Start of DATASET CONTENT

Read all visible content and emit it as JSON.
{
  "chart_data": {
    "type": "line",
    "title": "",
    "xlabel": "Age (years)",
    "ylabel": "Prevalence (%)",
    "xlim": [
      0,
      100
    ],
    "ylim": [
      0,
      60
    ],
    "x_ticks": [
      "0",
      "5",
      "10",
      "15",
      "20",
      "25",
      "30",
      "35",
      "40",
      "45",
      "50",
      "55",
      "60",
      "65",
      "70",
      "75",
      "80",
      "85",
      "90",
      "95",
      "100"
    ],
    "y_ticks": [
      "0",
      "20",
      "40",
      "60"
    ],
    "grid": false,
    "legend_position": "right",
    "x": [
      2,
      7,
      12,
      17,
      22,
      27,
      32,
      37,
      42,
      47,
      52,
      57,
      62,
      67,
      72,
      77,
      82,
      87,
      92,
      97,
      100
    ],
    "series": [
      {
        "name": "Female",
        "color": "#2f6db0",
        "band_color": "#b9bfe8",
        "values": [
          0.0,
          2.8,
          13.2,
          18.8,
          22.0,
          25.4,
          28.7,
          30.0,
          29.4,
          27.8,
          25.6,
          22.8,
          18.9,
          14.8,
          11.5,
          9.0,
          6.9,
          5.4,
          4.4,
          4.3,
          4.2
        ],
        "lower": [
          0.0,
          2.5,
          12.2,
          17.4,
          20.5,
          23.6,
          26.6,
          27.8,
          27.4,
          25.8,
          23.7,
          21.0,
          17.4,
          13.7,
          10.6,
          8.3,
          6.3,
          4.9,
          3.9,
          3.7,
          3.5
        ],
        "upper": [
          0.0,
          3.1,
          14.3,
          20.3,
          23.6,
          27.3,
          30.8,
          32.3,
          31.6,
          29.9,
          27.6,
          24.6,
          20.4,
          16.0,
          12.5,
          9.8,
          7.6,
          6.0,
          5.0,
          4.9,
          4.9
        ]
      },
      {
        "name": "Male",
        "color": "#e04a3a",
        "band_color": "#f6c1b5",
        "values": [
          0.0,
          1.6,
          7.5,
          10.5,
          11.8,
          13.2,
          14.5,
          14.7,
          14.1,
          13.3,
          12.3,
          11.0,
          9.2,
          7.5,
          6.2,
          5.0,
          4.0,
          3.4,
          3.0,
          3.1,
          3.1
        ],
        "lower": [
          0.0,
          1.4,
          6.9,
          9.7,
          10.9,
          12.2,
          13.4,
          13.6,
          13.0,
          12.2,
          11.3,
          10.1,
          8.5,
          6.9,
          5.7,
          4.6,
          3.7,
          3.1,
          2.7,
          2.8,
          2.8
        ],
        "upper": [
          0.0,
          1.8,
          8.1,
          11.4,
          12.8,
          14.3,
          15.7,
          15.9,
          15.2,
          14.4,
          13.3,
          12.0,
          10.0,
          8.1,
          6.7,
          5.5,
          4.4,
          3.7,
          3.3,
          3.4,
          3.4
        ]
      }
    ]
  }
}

End of DATASET CONTENT

(INSTRUCTION):
Restate the whole listing exactly.

(THE COMPLETED TASK):
Read all visible content and emit it as JSON.
{
  "chart_data": {
    "type": "line",
    "title": "",
    "xlabel": "Age (years)",
    "ylabel": "Prevalence (%)",
    "xlim": [
      0,
      100
    ],
    "ylim": [
      0,
      60
    ],
    "x_ticks": [
      "0",
      "5",
      "10",
      "15",
      "20",
      "25",
      "30",
      "35",
      "40",
      "45",
      "50",
      "55",
      "60",
      "65",
      "70",
      "75",
      "80",
      "85",
      "90",
      "95",
      "100"
    ],
    "y_ticks": [
      "0",
      "20",
      "40",
      "60"
    ],
    "grid": false,
    "legend_position": "right",
    "x": [
      2,
      7,
      12,
      17,
      22,
      27,
      32,
      37,
      42,
      47,
      52,
      57,
      62,
      67,
      72,
      77,
      82,
      87,
      92,
      97,
      100
    ],
    "series": [
      {
        "name": "Female",
        "color": "#2f6db0",
        "band_color": "#b9bfe8",
        "values": [
          0.0,
          2.8,
          13.2,
          18.8,
          22.0,
          25.4,
          28.7,
          30.0,
          29.4,
          27.8,
          25.6,
          22.8,
          18.9,
          14.8,
          11.5,
          9.0,
          6.9,
          5.4,
          4.4,
          4.3,
          4.2
        ],
        "lower": [
          0.0,
          2.5,
          12.2,
          17.4,
          20.5,
          23.6,
          26.6,
          27.8,
          27.4,
          25.8,
          23.7,
          21.0,
          17.4,
          13.7,
          10.6,
          8.3,
          6.3,
          4.9,
          3.9,
          3.7,
          3.5
        ],
        "upper": [
          0.0,
          3.1,
          14.3,
          20.3,
          23.6,
          27.3,
          30.8,
          32.3,
          31.6,
          29.9,
          27.6,
          24.6,
          20.4,
          16.0,
          12.5,
          9.8,
          7.6,
          6.0,
          5.0,
          4.9,
          4.9
        ]
      },
      {
        "name": "Male",
        "color": "#e04a3a",
        "band_color": "#f6c1b5",
        "values": [
          0.0,
          1.6,
          7.5,
          10.5,
          11.8,
          13.2,
          14.5,
          14.7,
          14.1,
          13.3,
          12.3,
          11.0,
          9.2,
          7.5,
          6.2,
          5.0,
          4.0,
          3.4,
          3.0,
          3.1,
          3.1
        ],
        "lower": [
          0.0,
          1.4,
          6.9,
          9.7,
          10.9,
          12.2,
          13.4,
          13.6,
          13.0,
          12.2,
          11.3,
          10.1,
          8.5,
          6.9,
          5.7,
          4.6,
          3.7,
          3.1,
          2.7,
          2.8,
          2.8
        ],
        "upper": [
          0.0,
          1.8,
          8.1,
          11.4,
          12.8,
          14.3,
          15.7,
          15.9,
          15.2,
          14.4,
          13.3,
          12.0,
          10.0,
          8.1,
          6.7,
          5.5,
          4.4,
          3.7,
          3.3,
          3.4,
          3.4
        ]
      }
    ]
  }
}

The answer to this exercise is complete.